▶ _What to work on_: In the issue thread below, which format does the author say will be used if tflite's sparsity approach is chosen?

▶ _Reading text_:
Samsung / ONE

On-device Neural Engine
Other
435 stars 157 forks source link

[compiler] introduce sparsifier (converter for sparsity) #3598

Closed glistening closed 4 years ago

glistening commented 4 years ago

I would like to introduce kernel that works for sparse tensor, especially for sparse weight fully connected. For more, see #3597. I will start based on sparsity of tflite, which is already our part of both tflite and circle.

If I decide to use tflite's, it will be format of CSR. See the comment from schema.fbs.

// Sparse tensors.
// We use a modification of the TACO format.
// Reference: http://tensor-compiler.org/kjolstad-oopsla17-tensor-compiler.pdf
//
// To encode a conceptual n-dimensional dense tensor with dims (d0, ..., dn-1),
// potentially with a k-dimensional block (0 <= k <= n) with dims
// (dn, ..., dn+k-1), the format needs to specify:
//   1. In what order to traverse these dimensions. For example, to store a 2-D
//      matrix in row major order, the traversal order would be (d0, d1),
//      whereas to store it in column major order, the traversal order would be
//      (d1, d0). If the 2-D matrix has a 2-D inner block, the traversal order
//      could be (d0, d1, d2, d3).

▶ _Stored records_:
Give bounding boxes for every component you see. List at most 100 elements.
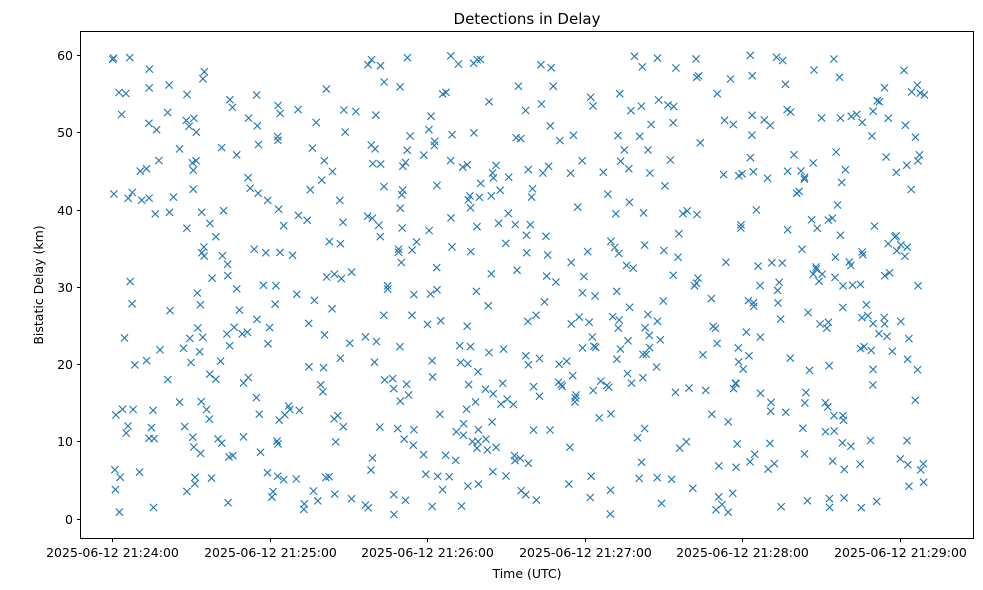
detection-point	[383, 285, 392, 294]
detection-point	[858, 118, 867, 127]
detection-point	[267, 493, 276, 502]
detection-point	[756, 389, 765, 398]
x-axis: 2025-06-12 21:24:00 2025-06-12 21:25:00 20…	[46, 538, 967, 560]
detection-point	[180, 422, 189, 431]
detection-point	[812, 265, 821, 274]
detection-point	[124, 194, 133, 203]
detection-point	[428, 502, 437, 511]
detection-point	[701, 386, 710, 395]
detection-point	[688, 484, 697, 493]
detection-point	[111, 410, 120, 419]
detection-point	[145, 83, 154, 92]
detection-point	[911, 133, 920, 142]
detection-point	[840, 493, 849, 502]
detection-point	[328, 167, 337, 176]
detection-point	[228, 103, 237, 112]
detection-point	[626, 106, 635, 115]
detection-point	[466, 203, 475, 212]
detection-point	[205, 219, 214, 228]
detection-point	[596, 377, 605, 386]
detection-point	[737, 220, 745, 229]
detection-point	[638, 62, 647, 71]
detection-point	[193, 324, 202, 332]
detection-point	[116, 473, 125, 482]
detection-point	[622, 261, 631, 270]
detection-point	[469, 59, 478, 68]
detection-point	[606, 409, 615, 418]
detection-point	[109, 54, 118, 63]
detection-point	[288, 251, 297, 260]
detection-point	[339, 218, 347, 227]
detection-point	[197, 248, 206, 257]
detection-point	[591, 292, 599, 300]
detection-point	[683, 206, 692, 215]
detection-point	[512, 133, 521, 142]
detection-point	[147, 423, 156, 432]
detection-point	[189, 443, 198, 451]
detection-point	[438, 485, 447, 494]
detection-point	[742, 328, 751, 337]
detection-point	[640, 424, 649, 433]
detection-point	[775, 278, 784, 287]
detection-point	[330, 270, 339, 279]
detection-point	[292, 475, 301, 483]
detection-point	[313, 496, 322, 505]
detection-point	[271, 281, 280, 290]
detection-point	[777, 502, 786, 511]
detection-point	[207, 474, 216, 483]
detection-point	[731, 379, 740, 388]
detection-point	[868, 381, 877, 389]
detection-point	[274, 439, 282, 448]
detection-point	[403, 146, 412, 155]
detection-point	[892, 231, 901, 240]
detection-point	[602, 381, 611, 390]
detection-point	[421, 470, 430, 479]
detection-point	[606, 486, 615, 495]
detection-point	[524, 165, 533, 174]
detection-point	[409, 425, 418, 434]
detection-point	[571, 391, 580, 399]
detection-point	[903, 243, 912, 252]
detection-point	[427, 112, 435, 121]
detection-point	[756, 281, 765, 290]
detection-point	[135, 468, 144, 477]
detection-point	[463, 482, 472, 490]
detection-point	[205, 415, 214, 424]
detection-point	[587, 472, 596, 481]
detection-point	[624, 336, 632, 345]
detection-point	[838, 303, 847, 312]
detection-point	[372, 337, 381, 346]
detection-point	[915, 150, 924, 159]
detection-point	[836, 114, 845, 122]
detection-point	[182, 116, 191, 125]
y-tick-label: 50	[57, 125, 73, 140]
detection-point	[190, 479, 199, 488]
detection-point	[765, 439, 774, 448]
detection-point	[456, 358, 465, 367]
detection-point	[484, 301, 493, 310]
detection-point	[110, 465, 119, 474]
detection-point	[919, 478, 928, 487]
detection-point	[368, 454, 377, 462]
detection-point	[152, 125, 161, 134]
detection-point	[339, 106, 348, 114]
detection-point	[151, 209, 160, 218]
detection-point	[831, 273, 839, 282]
detection-point	[623, 369, 632, 378]
detection-point	[165, 81, 174, 89]
x-tick-label: 2025-06-12 21:27:00	[519, 545, 652, 560]
detection-point	[398, 162, 407, 171]
detection-point	[800, 399, 809, 407]
detection-point	[615, 316, 624, 324]
detection-point	[465, 191, 474, 200]
detection-point	[645, 331, 654, 340]
detection-point	[694, 274, 702, 283]
detection-point	[833, 201, 842, 209]
detection-point	[641, 323, 650, 332]
detection-point	[669, 118, 678, 127]
detection-point	[294, 105, 303, 114]
detection-point	[451, 456, 460, 465]
detection-point	[542, 232, 550, 241]
detection-point	[428, 356, 437, 365]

▶ _Exercise output_: CSR